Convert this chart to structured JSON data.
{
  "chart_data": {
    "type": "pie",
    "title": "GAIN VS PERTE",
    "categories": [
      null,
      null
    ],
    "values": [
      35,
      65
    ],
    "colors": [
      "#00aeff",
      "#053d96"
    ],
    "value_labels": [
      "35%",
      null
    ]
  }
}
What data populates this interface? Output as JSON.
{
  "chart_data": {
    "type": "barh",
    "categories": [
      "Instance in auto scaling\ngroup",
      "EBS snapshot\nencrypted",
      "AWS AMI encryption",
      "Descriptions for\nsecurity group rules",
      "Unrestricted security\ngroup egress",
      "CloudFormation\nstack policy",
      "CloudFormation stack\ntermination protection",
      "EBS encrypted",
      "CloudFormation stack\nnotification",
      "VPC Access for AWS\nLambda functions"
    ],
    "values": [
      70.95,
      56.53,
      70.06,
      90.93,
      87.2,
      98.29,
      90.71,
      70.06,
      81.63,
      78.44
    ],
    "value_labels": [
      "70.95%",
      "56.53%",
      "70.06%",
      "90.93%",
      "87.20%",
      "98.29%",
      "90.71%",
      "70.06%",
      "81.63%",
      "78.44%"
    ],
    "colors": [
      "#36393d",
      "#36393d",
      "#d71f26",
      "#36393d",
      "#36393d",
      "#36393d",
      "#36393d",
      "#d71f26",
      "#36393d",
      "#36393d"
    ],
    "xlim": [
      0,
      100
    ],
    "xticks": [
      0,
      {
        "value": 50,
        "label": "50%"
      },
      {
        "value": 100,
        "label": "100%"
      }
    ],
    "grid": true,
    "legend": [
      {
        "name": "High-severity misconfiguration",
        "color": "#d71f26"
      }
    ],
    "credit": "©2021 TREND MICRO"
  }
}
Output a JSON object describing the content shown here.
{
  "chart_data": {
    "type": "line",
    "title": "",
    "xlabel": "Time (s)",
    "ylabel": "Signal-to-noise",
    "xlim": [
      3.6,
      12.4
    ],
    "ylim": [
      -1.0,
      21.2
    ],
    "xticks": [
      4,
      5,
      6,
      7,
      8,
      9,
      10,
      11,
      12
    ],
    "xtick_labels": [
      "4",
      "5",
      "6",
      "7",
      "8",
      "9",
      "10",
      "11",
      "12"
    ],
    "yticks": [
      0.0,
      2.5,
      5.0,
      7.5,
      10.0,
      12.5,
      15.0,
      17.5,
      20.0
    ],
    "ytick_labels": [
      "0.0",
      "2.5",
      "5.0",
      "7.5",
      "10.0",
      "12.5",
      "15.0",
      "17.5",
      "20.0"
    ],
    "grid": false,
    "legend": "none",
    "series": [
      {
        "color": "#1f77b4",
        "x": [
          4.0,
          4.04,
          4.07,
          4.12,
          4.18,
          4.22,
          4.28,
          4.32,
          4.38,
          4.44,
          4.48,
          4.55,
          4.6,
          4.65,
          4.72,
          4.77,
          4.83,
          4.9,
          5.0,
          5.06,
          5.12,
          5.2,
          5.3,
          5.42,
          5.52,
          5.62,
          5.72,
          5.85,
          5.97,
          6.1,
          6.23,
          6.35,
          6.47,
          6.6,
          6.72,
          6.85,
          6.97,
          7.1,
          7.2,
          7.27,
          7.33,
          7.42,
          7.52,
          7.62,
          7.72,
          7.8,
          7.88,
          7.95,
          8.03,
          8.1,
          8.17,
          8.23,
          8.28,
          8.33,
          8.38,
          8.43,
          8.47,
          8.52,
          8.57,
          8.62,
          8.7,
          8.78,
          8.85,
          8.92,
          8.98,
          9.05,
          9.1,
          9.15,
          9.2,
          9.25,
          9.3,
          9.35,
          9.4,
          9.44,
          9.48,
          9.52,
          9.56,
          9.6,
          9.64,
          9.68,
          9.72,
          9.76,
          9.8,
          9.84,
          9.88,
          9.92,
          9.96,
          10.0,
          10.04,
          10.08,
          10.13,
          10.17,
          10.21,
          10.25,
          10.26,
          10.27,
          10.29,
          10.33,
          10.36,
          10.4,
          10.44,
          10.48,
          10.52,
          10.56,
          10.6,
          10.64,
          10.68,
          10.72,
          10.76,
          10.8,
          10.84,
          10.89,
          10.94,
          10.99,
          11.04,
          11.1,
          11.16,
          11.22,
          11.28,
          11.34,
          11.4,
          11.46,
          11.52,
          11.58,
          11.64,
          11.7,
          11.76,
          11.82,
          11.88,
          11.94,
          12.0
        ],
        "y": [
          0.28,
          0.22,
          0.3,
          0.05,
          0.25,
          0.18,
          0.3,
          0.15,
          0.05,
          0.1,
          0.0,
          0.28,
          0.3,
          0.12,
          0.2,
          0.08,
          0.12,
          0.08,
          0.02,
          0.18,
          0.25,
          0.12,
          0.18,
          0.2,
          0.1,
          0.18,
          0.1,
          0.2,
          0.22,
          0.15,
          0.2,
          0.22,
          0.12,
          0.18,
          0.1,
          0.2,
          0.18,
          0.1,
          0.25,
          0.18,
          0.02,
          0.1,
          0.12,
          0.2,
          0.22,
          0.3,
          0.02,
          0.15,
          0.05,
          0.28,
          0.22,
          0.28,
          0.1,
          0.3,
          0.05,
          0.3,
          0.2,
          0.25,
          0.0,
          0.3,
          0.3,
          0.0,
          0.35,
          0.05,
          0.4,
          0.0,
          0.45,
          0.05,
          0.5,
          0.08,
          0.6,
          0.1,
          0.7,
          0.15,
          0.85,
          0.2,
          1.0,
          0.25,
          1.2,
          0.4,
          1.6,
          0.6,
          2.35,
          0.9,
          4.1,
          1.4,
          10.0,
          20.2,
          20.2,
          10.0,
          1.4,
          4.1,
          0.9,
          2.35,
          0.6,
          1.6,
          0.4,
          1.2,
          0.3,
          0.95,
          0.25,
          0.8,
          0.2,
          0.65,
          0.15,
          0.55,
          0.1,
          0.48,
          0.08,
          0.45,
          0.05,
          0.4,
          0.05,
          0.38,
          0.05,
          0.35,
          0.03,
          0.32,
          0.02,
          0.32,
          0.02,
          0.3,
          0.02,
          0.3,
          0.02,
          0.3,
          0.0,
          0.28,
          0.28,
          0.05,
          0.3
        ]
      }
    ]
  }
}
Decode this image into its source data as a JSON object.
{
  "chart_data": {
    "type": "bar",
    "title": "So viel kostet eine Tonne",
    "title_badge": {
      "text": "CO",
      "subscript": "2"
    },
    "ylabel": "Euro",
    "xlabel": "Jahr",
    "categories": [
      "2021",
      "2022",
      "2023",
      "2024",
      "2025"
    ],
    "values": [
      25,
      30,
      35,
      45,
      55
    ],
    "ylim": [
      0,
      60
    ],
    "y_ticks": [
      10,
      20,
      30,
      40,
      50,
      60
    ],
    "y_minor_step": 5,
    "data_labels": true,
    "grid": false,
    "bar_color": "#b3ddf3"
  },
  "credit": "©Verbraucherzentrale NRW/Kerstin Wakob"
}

* [Requirements]: Send back all of the entries exactly, with nothing missing.

* [Full output]:
Convert this chart to structured JSON data.
{
  "chart_data": {
    "type": "pie",
    "title": "GAIN VS PERTE",
    "categories": [
      null,
      null
    ],
    "values": [
      35,
      65
    ],
    "colors": [
      "#00aeff",
      "#053d96"
    ],
    "value_labels": [
      "35%",
      null
    ]
  }
}
What data populates this interface? Output as JSON.
{
  "chart_data": {
    "type": "barh",
    "categories": [
      "Instance in auto scaling\ngroup",
      "EBS snapshot\nencrypted",
      "AWS AMI encryption",
      "Descriptions for\nsecurity group rules",
      "Unrestricted security\ngroup egress",
      "CloudFormation\nstack policy",
      "CloudFormation stack\ntermination protection",
      "EBS encrypted",
      "CloudFormation stack\nnotification",
      "VPC Access for AWS\nLambda functions"
    ],
    "values": [
      70.95,
      56.53,
      70.06,
      90.93,
      87.2,
      98.29,
      90.71,
      70.06,
      81.63,
      78.44
    ],
    "value_labels": [
      "70.95%",
      "56.53%",
      "70.06%",
      "90.93%",
      "87.20%",
      "98.29%",
      "90.71%",
      "70.06%",
      "81.63%",
      "78.44%"
    ],
    "colors": [
      "#36393d",
      "#36393d",
      "#d71f26",
      "#36393d",
      "#36393d",
      "#36393d",
      "#36393d",
      "#d71f26",
      "#36393d",
      "#36393d"
    ],
    "xlim": [
      0,
      100
    ],
    "xticks": [
      0,
      {
        "value": 50,
        "label": "50%"
      },
      {
        "value": 100,
        "label": "100%"
      }
    ],
    "grid": true,
    "legend": [
      {
        "name": "High-severity misconfiguration",
        "color": "#d71f26"
      }
    ],
    "credit": "©2021 TREND MICRO"
  }
}
Output a JSON object describing the content shown here.
{
  "chart_data": {
    "type": "line",
    "title": "",
    "xlabel": "Time (s)",
    "ylabel": "Signal-to-noise",
    "xlim": [
      3.6,
      12.4
    ],
    "ylim": [
      -1.0,
      21.2
    ],
    "xticks": [
      4,
      5,
      6,
      7,
      8,
      9,
      10,
      11,
      12
    ],
    "xtick_labels": [
      "4",
      "5",
      "6",
      "7",
      "8",
      "9",
      "10",
      "11",
      "12"
    ],
    "yticks": [
      0.0,
      2.5,
      5.0,
      7.5,
      10.0,
      12.5,
      15.0,
      17.5,
      20.0
    ],
    "ytick_labels": [
      "0.0",
      "2.5",
      "5.0",
      "7.5",
      "10.0",
      "12.5",
      "15.0",
      "17.5",
      "20.0"
    ],
    "grid": false,
    "legend": "none",
    "series": [
      {
        "color": "#1f77b4",
        "x": [
          4.0,
          4.04,
          4.07,
          4.12,
          4.18,
          4.22,
          4.28,
          4.32,
          4.38,
          4.44,
          4.48,
          4.55,
          4.6,
          4.65,
          4.72,
          4.77,
          4.83,
          4.9,
          5.0,
          5.06,
          5.12,
          5.2,
          5.3,
          5.42,
          5.52,
          5.62,
          5.72,
          5.85,
          5.97,
          6.1,
          6.23,
          6.35,
          6.47,
          6.6,
          6.72,
          6.85,
          6.97,
          7.1,
          7.2,
          7.27,
          7.33,
          7.42,
          7.52,
          7.62,
          7.72,
          7.8,
          7.88,
          7.95,
          8.03,
          8.1,
          8.17,
          8.23,
          8.28,
          8.33,
          8.38,
          8.43,
          8.47,
          8.52,
          8.57,
          8.62,
          8.7,
          8.78,
          8.85,
          8.92,
          8.98,
          9.05,
          9.1,
          9.15,
          9.2,
          9.25,
          9.3,
          9.35,
          9.4,
          9.44,
          9.48,
          9.52,
          9.56,
          9.6,
          9.64,
          9.68,
          9.72,
          9.76,
          9.8,
          9.84,
          9.88,
          9.92,
          9.96,
          10.0,
          10.04,
          10.08,
          10.13,
          10.17,
          10.21,
          10.25,
          10.26,
          10.27,
          10.29,
          10.33,
          10.36,
          10.4,
          10.44,
          10.48,
          10.52,
          10.56,
          10.6,
          10.64,
          10.68,
          10.72,
          10.76,
          10.8,
          10.84,
          10.89,
          10.94,
          10.99,
          11.04,
          11.1,
          11.16,
          11.22,
          11.28,
          11.34,
          11.4,
          11.46,
          11.52,
          11.58,
          11.64,
          11.7,
          11.76,
          11.82,
          11.88,
          11.94,
          12.0
        ],
        "y": [
          0.28,
          0.22,
          0.3,
          0.05,
          0.25,
          0.18,
          0.3,
          0.15,
          0.05,
          0.1,
          0.0,
          0.28,
          0.3,
          0.12,
          0.2,
          0.08,
          0.12,
          0.08,
          0.02,
          0.18,
          0.25,
          0.12,
          0.18,
          0.2,
          0.1,
          0.18,
          0.1,
          0.2,
          0.22,
          0.15,
          0.2,
          0.22,
          0.12,
          0.18,
          0.1,
          0.2,
          0.18,
          0.1,
          0.25,
          0.18,
          0.02,
          0.1,
          0.12,
          0.2,
          0.22,
          0.3,
          0.02,
          0.15,
          0.05,
          0.28,
          0.22,
          0.28,
          0.1,
          0.3,
          0.05,
          0.3,
          0.2,
          0.25,
          0.0,
          0.3,
          0.3,
          0.0,
          0.35,
          0.05,
          0.4,
          0.0,
          0.45,
          0.05,
          0.5,
          0.08,
          0.6,
          0.1,
          0.7,
          0.15,
          0.85,
          0.2,
          1.0,
          0.25,
          1.2,
          0.4,
          1.6,
          0.6,
          2.35,
          0.9,
          4.1,
          1.4,
          10.0,
          20.2,
          20.2,
          10.0,
          1.4,
          4.1,
          0.9,
          2.35,
          0.6,
          1.6,
          0.4,
          1.2,
          0.3,
          0.95,
          0.25,
          0.8,
          0.2,
          0.65,
          0.15,
          0.55,
          0.1,
          0.48,
          0.08,
          0.45,
          0.05,
          0.4,
          0.05,
          0.38,
          0.05,
          0.35,
          0.03,
          0.32,
          0.02,
          0.32,
          0.02,
          0.3,
          0.02,
          0.3,
          0.02,
          0.3,
          0.0,
          0.28,
          0.28,
          0.05,
          0.3
        ]
      }
    ]
  }
}
Decode this image into its source data as a JSON object.
{
  "chart_data": {
    "type": "bar",
    "title": "So viel kostet eine Tonne",
    "title_badge": {
      "text": "CO",
      "subscript": "2"
    },
    "ylabel": "Euro",
    "xlabel": "Jahr",
    "categories": [
      "2021",
      "2022",
      "2023",
      "2024",
      "2025"
    ],
    "values": [
      25,
      30,
      35,
      45,
      55
    ],
    "ylim": [
      0,
      60
    ],
    "y_ticks": [
      10,
      20,
      30,
      40,
      50,
      60
    ],
    "y_minor_step": 5,
    "data_labels": true,
    "grid": false,
    "bar_color": "#b3ddf3"
  },
  "credit": "©Verbraucherzentrale NRW/Kerstin Wakob"
}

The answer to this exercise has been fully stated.